* [PROMPT]:
Quote the records beneath, complete and exact. Leave out images.

* [RECORDS FOR THE TASK]:
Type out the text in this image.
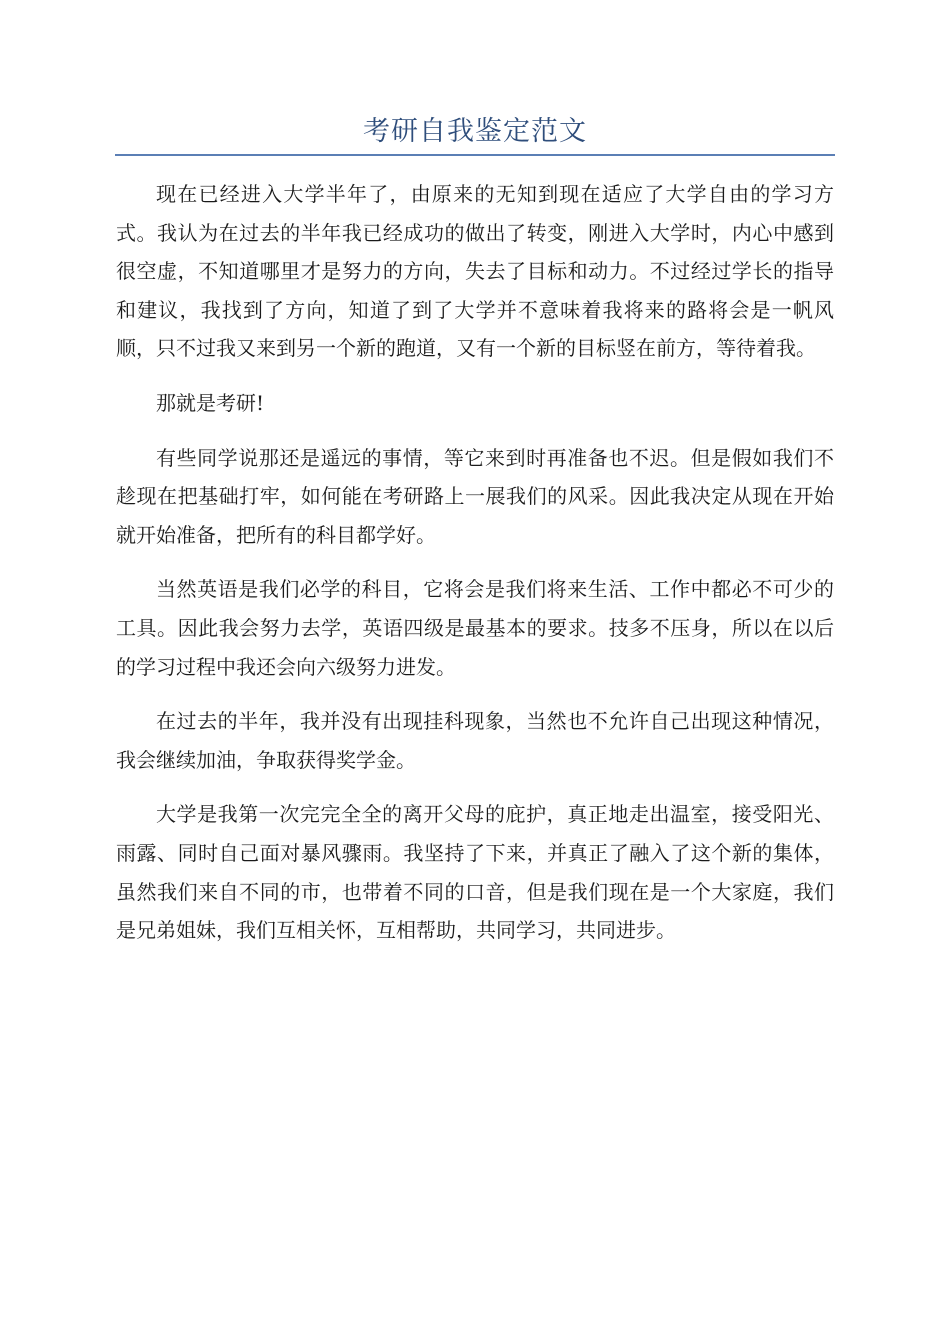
考研自我鉴定范文

现在已经进入大学半年了，由原来的无知到现在适应了大学自由的学习方式。我认为在过去的半年我已经成功的做出了转变，刚进入大学时，内心中感到很空虚，不知道哪里才是努力的方向，失去了目标和动力。不过经过学长的指导和建议，我找到了方向，知道了到了大学并不意味着我将来的路将会是一帆风顺，只不过我又来到另一个新的跑道，又有一个新的目标竖在前方，等待着我。

那就是考研!

有些同学说那还是遥远的事情，等它来到时再准备也不迟。但是假如我们不趁现在把基础打牢，如何能在考研路上一展我们的风采。因此我决定从现在开始就开始准备，把所有的科目都学好。

当然英语是我们必学的科目，它将会是我们将来生活、工作中都必不可少的工具。因此我会努力去学，英语四级是最基本的要求。技多不压身，所以在以后的学习过程中我还会向六级努力进发。

在过去的半年，我并没有出现挂科现象，当然也不允许自己出现这种情况，我会继续加油，争取获得奖学金。

大学是我第一次完完全全的离开父母的庇护，真正地走出温室，接受阳光、雨露、同时自己面对暴风骤雨。我坚持了下来，并真正了融入了这个新的集体，虽然我们来自不同的市，也带着不同的口音，但是我们现在是一个大家庭，我们是兄弟姐妹，我们互相关怀，互相帮助，共同学习，共同进步。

* [SOLUTION FOR THIS TASK]:
Type out the text in this image.
考研自我鉴定范文

现在已经进入大学半年了，由原来的无知到现在适应了大学自由的学习方式。我认为在过去的半年我已经成功的做出了转变，刚进入大学时，内心中感到很空虚，不知道哪里才是努力的方向，失去了目标和动力。不过经过学长的指导和建议，我找到了方向，知道了到了大学并不意味着我将来的路将会是一帆风顺，只不过我又来到另一个新的跑道，又有一个新的目标竖在前方，等待着我。

那就是考研!

有些同学说那还是遥远的事情，等它来到时再准备也不迟。但是假如我们不趁现在把基础打牢，如何能在考研路上一展我们的风采。因此我决定从现在开始就开始准备，把所有的科目都学好。

当然英语是我们必学的科目，它将会是我们将来生活、工作中都必不可少的工具。因此我会努力去学，英语四级是最基本的要求。技多不压身，所以在以后的学习过程中我还会向六级努力进发。

在过去的半年，我并没有出现挂科现象，当然也不允许自己出现这种情况，我会继续加油，争取获得奖学金。

大学是我第一次完完全全的离开父母的庇护，真正地走出温室，接受阳光、雨露、同时自己面对暴风骤雨。我坚持了下来，并真正了融入了这个新的集体，虽然我们来自不同的市，也带着不同的口音，但是我们现在是一个大家庭，我们是兄弟姐妹，我们互相关怀，互相帮助，共同学习，共同进步。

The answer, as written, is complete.